## Task prompt
Set each record down exactly, excluding all images.

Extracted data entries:
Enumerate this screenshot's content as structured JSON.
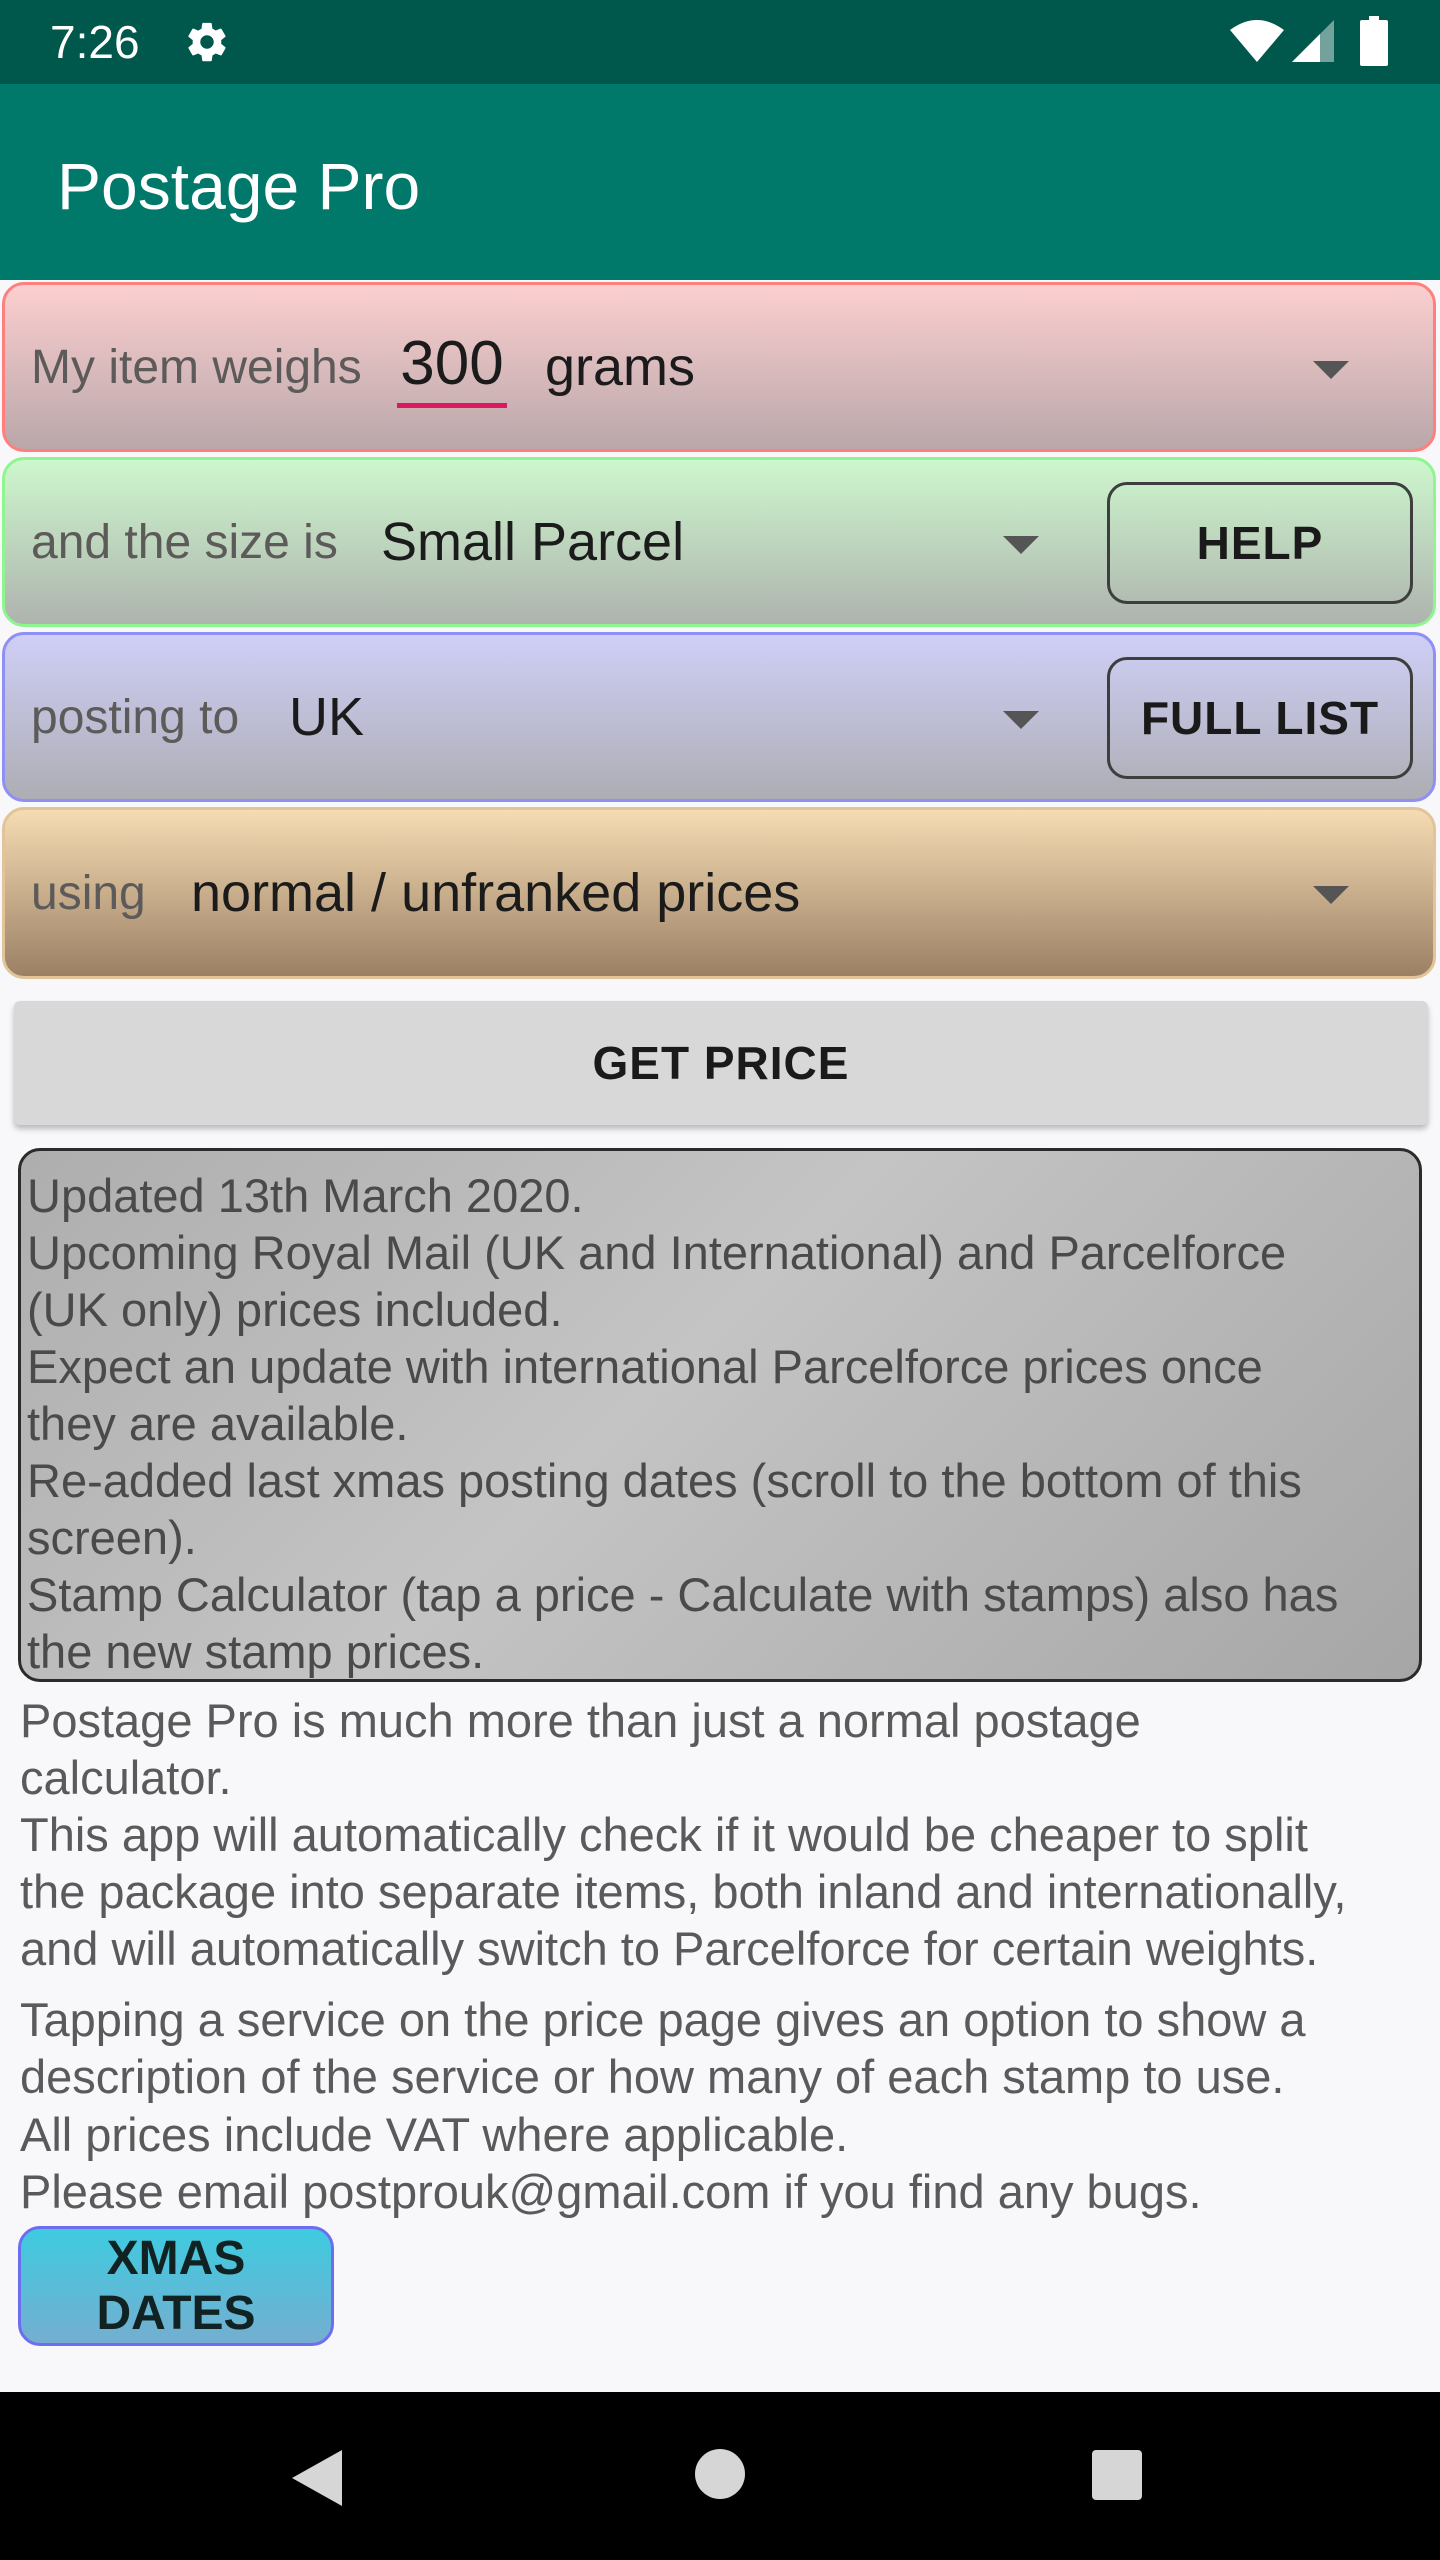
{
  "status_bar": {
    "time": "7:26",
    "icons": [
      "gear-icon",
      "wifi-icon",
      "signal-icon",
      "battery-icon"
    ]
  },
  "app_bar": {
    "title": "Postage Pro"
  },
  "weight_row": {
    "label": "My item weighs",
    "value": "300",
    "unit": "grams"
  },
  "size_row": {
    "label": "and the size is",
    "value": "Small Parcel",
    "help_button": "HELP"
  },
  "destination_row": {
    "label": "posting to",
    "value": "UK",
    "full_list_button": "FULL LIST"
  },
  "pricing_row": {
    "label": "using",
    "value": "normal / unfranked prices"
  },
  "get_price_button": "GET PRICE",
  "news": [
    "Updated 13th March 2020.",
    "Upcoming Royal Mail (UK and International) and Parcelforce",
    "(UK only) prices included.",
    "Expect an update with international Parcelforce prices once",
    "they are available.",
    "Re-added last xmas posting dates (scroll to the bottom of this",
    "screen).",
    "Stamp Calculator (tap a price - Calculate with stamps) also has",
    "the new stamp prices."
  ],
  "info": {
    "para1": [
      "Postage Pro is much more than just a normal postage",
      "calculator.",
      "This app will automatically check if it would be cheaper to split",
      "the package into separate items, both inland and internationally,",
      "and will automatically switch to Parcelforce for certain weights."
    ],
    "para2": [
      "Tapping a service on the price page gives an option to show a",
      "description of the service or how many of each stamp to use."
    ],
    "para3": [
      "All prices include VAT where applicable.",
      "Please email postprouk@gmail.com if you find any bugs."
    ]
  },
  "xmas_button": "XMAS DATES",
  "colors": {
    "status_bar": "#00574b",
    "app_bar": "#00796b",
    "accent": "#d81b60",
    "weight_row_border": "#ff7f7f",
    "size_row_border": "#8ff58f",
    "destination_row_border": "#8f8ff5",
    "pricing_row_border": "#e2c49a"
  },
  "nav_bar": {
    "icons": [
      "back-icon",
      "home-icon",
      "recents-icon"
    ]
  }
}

## The answer
Enumerate this screenshot's content as structured JSON.
{
  "status_bar": {
    "time": "7:26",
    "icons": [
      "gear-icon",
      "wifi-icon",
      "signal-icon",
      "battery-icon"
    ]
  },
  "app_bar": {
    "title": "Postage Pro"
  },
  "weight_row": {
    "label": "My item weighs",
    "value": "300",
    "unit": "grams"
  },
  "size_row": {
    "label": "and the size is",
    "value": "Small Parcel",
    "help_button": "HELP"
  },
  "destination_row": {
    "label": "posting to",
    "value": "UK",
    "full_list_button": "FULL LIST"
  },
  "pricing_row": {
    "label": "using",
    "value": "normal / unfranked prices"
  },
  "get_price_button": "GET PRICE",
  "news": [
    "Updated 13th March 2020.",
    "Upcoming Royal Mail (UK and International) and Parcelforce",
    "(UK only) prices included.",
    "Expect an update with international Parcelforce prices once",
    "they are available.",
    "Re-added last xmas posting dates (scroll to the bottom of this",
    "screen).",
    "Stamp Calculator (tap a price - Calculate with stamps) also has",
    "the new stamp prices."
  ],
  "info": {
    "para1": [
      "Postage Pro is much more than just a normal postage",
      "calculator.",
      "This app will automatically check if it would be cheaper to split",
      "the package into separate items, both inland and internationally,",
      "and will automatically switch to Parcelforce for certain weights."
    ],
    "para2": [
      "Tapping a service on the price page gives an option to show a",
      "description of the service or how many of each stamp to use."
    ],
    "para3": [
      "All prices include VAT where applicable.",
      "Please email postprouk@gmail.com if you find any bugs."
    ]
  },
  "xmas_button": "XMAS DATES",
  "colors": {
    "status_bar": "#00574b",
    "app_bar": "#00796b",
    "accent": "#d81b60",
    "weight_row_border": "#ff7f7f",
    "size_row_border": "#8ff58f",
    "destination_row_border": "#8f8ff5",
    "pricing_row_border": "#e2c49a"
  },
  "nav_bar": {
    "icons": [
      "back-icon",
      "home-icon",
      "recents-icon"
    ]
  }
}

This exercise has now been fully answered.